• To do: Each record must be reproduced exactly as it is shown.

• Exercise material:
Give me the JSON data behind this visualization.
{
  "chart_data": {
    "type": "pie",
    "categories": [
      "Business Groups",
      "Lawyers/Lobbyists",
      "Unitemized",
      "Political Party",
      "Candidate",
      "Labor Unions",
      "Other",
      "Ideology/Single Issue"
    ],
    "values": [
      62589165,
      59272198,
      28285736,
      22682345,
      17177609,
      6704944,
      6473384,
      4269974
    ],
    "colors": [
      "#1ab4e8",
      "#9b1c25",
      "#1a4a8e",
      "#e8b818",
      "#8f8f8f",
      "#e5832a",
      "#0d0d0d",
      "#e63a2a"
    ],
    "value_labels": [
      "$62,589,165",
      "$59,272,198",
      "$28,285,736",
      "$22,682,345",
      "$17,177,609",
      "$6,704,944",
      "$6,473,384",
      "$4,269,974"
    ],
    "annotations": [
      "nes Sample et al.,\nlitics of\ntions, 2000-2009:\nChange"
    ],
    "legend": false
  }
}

• Reply:
Give me the JSON data behind this visualization.
{
  "chart_data": {
    "type": "pie",
    "categories": [
      "Business Groups",
      "Lawyers/Lobbyists",
      "Unitemized",
      "Political Party",
      "Candidate",
      "Labor Unions",
      "Other",
      "Ideology/Single Issue"
    ],
    "values": [
      62589165,
      59272198,
      28285736,
      22682345,
      17177609,
      6704944,
      6473384,
      4269974
    ],
    "colors": [
      "#1ab4e8",
      "#9b1c25",
      "#1a4a8e",
      "#e8b818",
      "#8f8f8f",
      "#e5832a",
      "#0d0d0d",
      "#e63a2a"
    ],
    "value_labels": [
      "$62,589,165",
      "$59,272,198",
      "$28,285,736",
      "$22,682,345",
      "$17,177,609",
      "$6,704,944",
      "$6,473,384",
      "$4,269,974"
    ],
    "annotations": [
      "nes Sample et al.,\nlitics of\ntions, 2000-2009:\nChange"
    ],
    "legend": false
  }
}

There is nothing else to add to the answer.